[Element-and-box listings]
◆ ◆ ◆
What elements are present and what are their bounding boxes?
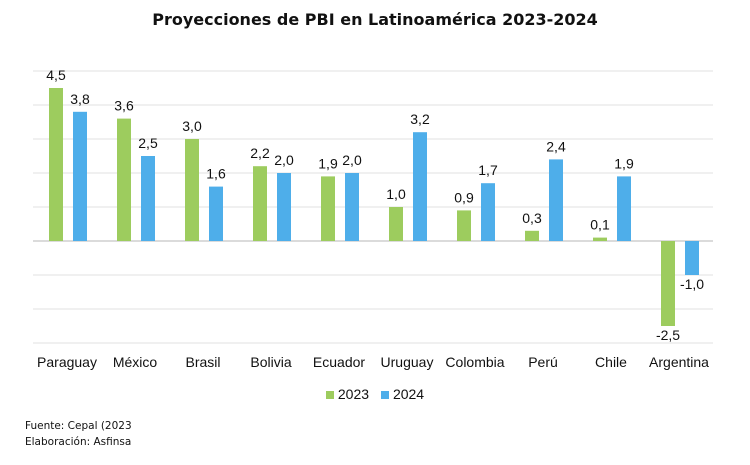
legend-swatch-2023 (325, 391, 334, 400)
legend-swatch-2024 (380, 391, 389, 400)
data-label-2024: 2,0 (274, 152, 294, 168)
bar-2024 (73, 111, 87, 241)
x-tick-label: Bolivia (250, 354, 291, 370)
bar-2024 (413, 132, 427, 241)
data-label-2024: 2,4 (546, 138, 566, 154)
data-label-2024: 1,7 (478, 162, 498, 178)
bar-2024 (209, 186, 223, 241)
data-label-2024: -1,0 (680, 276, 704, 292)
legend-item-2023: 2023 (325, 386, 370, 402)
data-label-2024: 2,0 (342, 152, 362, 168)
x-tick-label: México (113, 354, 158, 370)
bar-2024 (345, 173, 359, 241)
data-label-2024: 2,5 (138, 135, 158, 151)
legend: 2023 2024 (0, 386, 750, 402)
data-label-2023: 0,9 (454, 189, 474, 205)
x-tick-label: Chile (595, 354, 627, 370)
data-label-2023: 0,3 (522, 210, 542, 226)
bar-2023 (49, 88, 63, 241)
bar-2023 (253, 166, 267, 241)
bar-2024 (617, 176, 631, 241)
data-label-2024: 3,2 (410, 111, 430, 127)
data-label-2023: 1,9 (318, 155, 338, 171)
bar-2024 (481, 183, 495, 241)
x-tick-label: Perú (528, 354, 558, 370)
data-label-2024: 1,6 (206, 166, 226, 182)
x-tick-label: Brasil (185, 354, 220, 370)
footer: Fuente: Cepal (2023 Elaboración: Asfinsa (25, 418, 132, 450)
bar-2023 (321, 176, 335, 241)
legend-item-2024: 2024 (380, 386, 425, 402)
x-tick-label: Uruguay (381, 354, 434, 370)
source-note: Fuente: Cepal (2023 (25, 420, 132, 432)
x-tick-label: Argentina (649, 354, 709, 370)
credit-note: Elaboración: Asfinsa (25, 436, 132, 448)
bar-2024 (549, 159, 563, 241)
bar-2023 (117, 118, 131, 241)
bar-2023 (593, 237, 607, 241)
data-label-2023: 2,2 (250, 145, 270, 161)
bar-2023 (661, 241, 675, 326)
bar-2023 (389, 207, 403, 241)
bar-2024 (685, 241, 699, 275)
bar-2023 (457, 210, 471, 241)
data-label-2024: 1,9 (614, 155, 634, 171)
bar-2023 (185, 139, 199, 241)
legend-label-2024: 2024 (392, 386, 425, 402)
data-label-2024: 3,8 (70, 91, 90, 107)
data-label-2023: 0,1 (590, 217, 610, 233)
x-tick-label: Colombia (445, 354, 504, 370)
data-label-2023: 3,0 (182, 118, 202, 134)
data-label-2023: 3,6 (114, 98, 134, 114)
data-label-2023: -2,5 (656, 327, 680, 343)
bar-2023 (525, 230, 539, 241)
chart-title: Proyecciones de PBI en Latinoamérica 202… (152, 10, 598, 29)
bar-2024 (141, 156, 155, 241)
legend-label-2023: 2023 (337, 386, 370, 402)
bar-2024 (277, 173, 291, 241)
data-label-2023: 1,0 (386, 186, 406, 202)
x-tick-label: Ecuador (313, 354, 365, 370)
x-tick-label: Paraguay (37, 354, 97, 370)
data-label-2023: 4,5 (46, 67, 66, 83)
◆ ◆ ◆
### [Challenge]
Write out every one of the lines above as a numbered list, skipping any blank lines and leaving the picture out.

### [Exercise answer]
1. What elements are present and what are their bounding boxes?
2. legend-swatch-2023 (325, 391, 334, 400)
3. legend-swatch-2024 (380, 391, 389, 400)
4. data-label-2024: 2,0 (274, 152, 294, 168)
5. bar-2024 (73, 111, 87, 241)
6. x-tick-label: Bolivia (250, 354, 291, 370)
7. bar-2024 (413, 132, 427, 241)
8. data-label-2024: 2,4 (546, 138, 566, 154)
9. data-label-2024: 1,7 (478, 162, 498, 178)
10. bar-2024 (209, 186, 223, 241)
11. data-label-2024: -1,0 (680, 276, 704, 292)
12. legend-item-2023: 2023 (325, 386, 370, 402)
13. data-label-2024: 2,0 (342, 152, 362, 168)
14. x-tick-label: México (113, 354, 158, 370)
15. bar-2024 (345, 173, 359, 241)
16. data-label-2024: 2,5 (138, 135, 158, 151)
17. legend: 2023 2024 (0, 386, 750, 402)
18. data-label-2023: 0,9 (454, 189, 474, 205)
19. x-tick-label: Chile (595, 354, 627, 370)
20. data-label-2023: 0,3 (522, 210, 542, 226)
21. bar-2023 (49, 88, 63, 241)
22. bar-2023 (253, 166, 267, 241)
23. bar-2024 (617, 176, 631, 241)
24. data-label-2024: 3,2 (410, 111, 430, 127)
25. data-label-2023: 1,9 (318, 155, 338, 171)
26. bar-2024 (481, 183, 495, 241)
27. x-tick-label: Perú (528, 354, 558, 370)
28. data-label-2024: 1,6 (206, 166, 226, 182)
29. x-tick-label: Brasil (185, 354, 220, 370)
30. footer: Fuente: Cepal (2023 Elaboración: Asfinsa (25, 418, 132, 450)
31. bar-2023 (321, 176, 335, 241)
32. legend-item-2024: 2024 (380, 386, 425, 402)
33. x-tick-label: Uruguay (381, 354, 434, 370)
34. source-note: Fuente: Cepal (2023 (25, 420, 132, 432)
35. x-tick-label: Argentina (649, 354, 709, 370)
36. credit-note: Elaboración: Asfinsa (25, 436, 132, 448)
37. bar-2024 (549, 159, 563, 241)
38. bar-2023 (117, 118, 131, 241)
39. bar-2023 (593, 237, 607, 241)
40. data-label-2023: 2,2 (250, 145, 270, 161)
41. bar-2023 (661, 241, 675, 326)
42. bar-2023 (389, 207, 403, 241)
43. bar-2024 (685, 241, 699, 275)
44. bar-2023 (457, 210, 471, 241)
45. data-label-2024: 1,9 (614, 155, 634, 171)
46. bar-2023 (185, 139, 199, 241)
47. legend-label-2024: 2024 (392, 386, 425, 402)
48. data-label-2024: 3,8 (70, 91, 90, 107)
49. data-label-2023: 0,1 (590, 217, 610, 233)
50. x-tick-label: Colombia (445, 354, 504, 370)
51. data-label-2023: 3,0 (182, 118, 202, 134)
52. data-label-2023: 3,6 (114, 98, 134, 114)
53. data-label-2023: -2,5 (656, 327, 680, 343)
54. bar-2023 (525, 230, 539, 241)
55. chart-title: Proyecciones de PBI en Latinoamérica 202… (152, 10, 598, 29)
56. bar-2024 (141, 156, 155, 241)
57. legend-label-2023: 2023 (337, 386, 370, 402)
58. bar-2024 (277, 173, 291, 241)
59. data-label-2023: 1,0 (386, 186, 406, 202)
60. x-tick-label: Ecuador (313, 354, 365, 370)
61. x-tick-label: Paraguay (37, 354, 97, 370)
62. data-label-2023: 4,5 (46, 67, 66, 83)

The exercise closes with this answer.